◆ **YOUR INSTRUCTIONS**
Copy out all of the material exactly as presented.

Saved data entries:
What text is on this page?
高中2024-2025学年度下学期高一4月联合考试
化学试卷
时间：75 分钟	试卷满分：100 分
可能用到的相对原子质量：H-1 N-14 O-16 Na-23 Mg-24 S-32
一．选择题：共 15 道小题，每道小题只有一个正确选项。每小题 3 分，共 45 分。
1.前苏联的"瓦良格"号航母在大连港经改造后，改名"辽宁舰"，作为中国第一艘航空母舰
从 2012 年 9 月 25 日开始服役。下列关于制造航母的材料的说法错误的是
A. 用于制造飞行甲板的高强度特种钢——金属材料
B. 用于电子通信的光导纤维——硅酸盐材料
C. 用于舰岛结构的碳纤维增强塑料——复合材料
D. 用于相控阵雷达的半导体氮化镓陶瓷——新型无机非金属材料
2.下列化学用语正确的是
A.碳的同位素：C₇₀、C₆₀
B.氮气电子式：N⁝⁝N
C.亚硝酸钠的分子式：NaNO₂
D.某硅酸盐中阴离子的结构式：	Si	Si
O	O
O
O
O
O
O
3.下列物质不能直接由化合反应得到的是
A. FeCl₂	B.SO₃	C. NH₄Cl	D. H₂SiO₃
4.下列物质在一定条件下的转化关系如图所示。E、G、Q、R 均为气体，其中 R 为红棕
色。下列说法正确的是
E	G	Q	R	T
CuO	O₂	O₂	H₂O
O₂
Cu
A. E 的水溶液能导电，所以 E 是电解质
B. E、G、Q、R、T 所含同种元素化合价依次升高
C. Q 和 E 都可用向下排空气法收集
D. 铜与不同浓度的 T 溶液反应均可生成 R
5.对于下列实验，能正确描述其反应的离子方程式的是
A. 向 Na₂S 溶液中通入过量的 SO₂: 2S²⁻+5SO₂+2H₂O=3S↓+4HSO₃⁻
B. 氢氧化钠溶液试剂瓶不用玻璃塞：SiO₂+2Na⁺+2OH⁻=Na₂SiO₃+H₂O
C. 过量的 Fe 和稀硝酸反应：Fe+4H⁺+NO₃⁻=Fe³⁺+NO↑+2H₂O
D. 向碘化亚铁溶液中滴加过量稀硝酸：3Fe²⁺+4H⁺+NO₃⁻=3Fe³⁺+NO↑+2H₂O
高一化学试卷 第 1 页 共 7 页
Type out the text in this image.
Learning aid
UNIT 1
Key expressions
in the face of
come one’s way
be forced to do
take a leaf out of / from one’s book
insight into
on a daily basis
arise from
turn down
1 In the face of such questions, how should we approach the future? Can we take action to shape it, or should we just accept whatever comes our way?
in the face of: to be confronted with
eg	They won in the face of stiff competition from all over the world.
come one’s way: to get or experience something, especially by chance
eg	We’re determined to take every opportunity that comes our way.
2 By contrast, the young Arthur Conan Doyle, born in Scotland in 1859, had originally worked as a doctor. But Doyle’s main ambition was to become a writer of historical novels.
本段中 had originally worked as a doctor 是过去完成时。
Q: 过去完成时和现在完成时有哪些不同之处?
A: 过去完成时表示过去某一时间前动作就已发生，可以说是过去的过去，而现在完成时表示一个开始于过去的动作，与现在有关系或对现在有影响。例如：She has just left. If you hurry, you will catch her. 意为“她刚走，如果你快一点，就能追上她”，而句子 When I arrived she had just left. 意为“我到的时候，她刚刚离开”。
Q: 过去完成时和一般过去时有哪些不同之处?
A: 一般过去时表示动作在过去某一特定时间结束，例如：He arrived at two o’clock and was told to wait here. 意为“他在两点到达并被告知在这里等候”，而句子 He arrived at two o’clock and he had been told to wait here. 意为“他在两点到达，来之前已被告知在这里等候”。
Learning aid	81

◆ **RIGHT ANSWER**
What text is on this page?
高中2024-2025学年度下学期高一4月联合考试
化学试卷
时间：75 分钟	试卷满分：100 分
可能用到的相对原子质量：H-1 N-14 O-16 Na-23 Mg-24 S-32
一．选择题：共 15 道小题，每道小题只有一个正确选项。每小题 3 分，共 45 分。
1.前苏联的"瓦良格"号航母在大连港经改造后，改名"辽宁舰"，作为中国第一艘航空母舰
从 2012 年 9 月 25 日开始服役。下列关于制造航母的材料的说法错误的是
A. 用于制造飞行甲板的高强度特种钢——金属材料
B. 用于电子通信的光导纤维——硅酸盐材料
C. 用于舰岛结构的碳纤维增强塑料——复合材料
D. 用于相控阵雷达的半导体氮化镓陶瓷——新型无机非金属材料
2.下列化学用语正确的是
A.碳的同位素：C₇₀、C₆₀
B.氮气电子式：N⁝⁝N
C.亚硝酸钠的分子式：NaNO₂
D.某硅酸盐中阴离子的结构式：	Si	Si
O	O
O
O
O
O
O
3.下列物质不能直接由化合反应得到的是
A. FeCl₂	B.SO₃	C. NH₄Cl	D. H₂SiO₃
4.下列物质在一定条件下的转化关系如图所示。E、G、Q、R 均为气体，其中 R 为红棕
色。下列说法正确的是
E	G	Q	R	T
CuO	O₂	O₂	H₂O
O₂
Cu
A. E 的水溶液能导电，所以 E 是电解质
B. E、G、Q、R、T 所含同种元素化合价依次升高
C. Q 和 E 都可用向下排空气法收集
D. 铜与不同浓度的 T 溶液反应均可生成 R
5.对于下列实验，能正确描述其反应的离子方程式的是
A. 向 Na₂S 溶液中通入过量的 SO₂: 2S²⁻+5SO₂+2H₂O=3S↓+4HSO₃⁻
B. 氢氧化钠溶液试剂瓶不用玻璃塞：SiO₂+2Na⁺+2OH⁻=Na₂SiO₃+H₂O
C. 过量的 Fe 和稀硝酸反应：Fe+4H⁺+NO₃⁻=Fe³⁺+NO↑+2H₂O
D. 向碘化亚铁溶液中滴加过量稀硝酸：3Fe²⁺+4H⁺+NO₃⁻=3Fe³⁺+NO↑+2H₂O
高一化学试卷 第 1 页 共 7 页
Type out the text in this image.
Learning aid
UNIT 1
Key expressions
in the face of
come one’s way
be forced to do
take a leaf out of / from one’s book
insight into
on a daily basis
arise from
turn down
1 In the face of such questions, how should we approach the future? Can we take action to shape it, or should we just accept whatever comes our way?
in the face of: to be confronted with
eg	They won in the face of stiff competition from all over the world.
come one’s way: to get or experience something, especially by chance
eg	We’re determined to take every opportunity that comes our way.
2 By contrast, the young Arthur Conan Doyle, born in Scotland in 1859, had originally worked as a doctor. But Doyle’s main ambition was to become a writer of historical novels.
本段中 had originally worked as a doctor 是过去完成时。
Q: 过去完成时和现在完成时有哪些不同之处?
A: 过去完成时表示过去某一时间前动作就已发生，可以说是过去的过去，而现在完成时表示一个开始于过去的动作，与现在有关系或对现在有影响。例如：She has just left. If you hurry, you will catch her. 意为“她刚走，如果你快一点，就能追上她”，而句子 When I arrived she had just left. 意为“我到的时候，她刚刚离开”。
Q: 过去完成时和一般过去时有哪些不同之处?
A: 一般过去时表示动作在过去某一特定时间结束，例如：He arrived at two o’clock and was told to wait here. 意为“他在两点到达并被告知在这里等候”，而句子 He arrived at two o’clock and he had been told to wait here. 意为“他在两点到达，来之前已被告知在这里等候”。
Learning aid	81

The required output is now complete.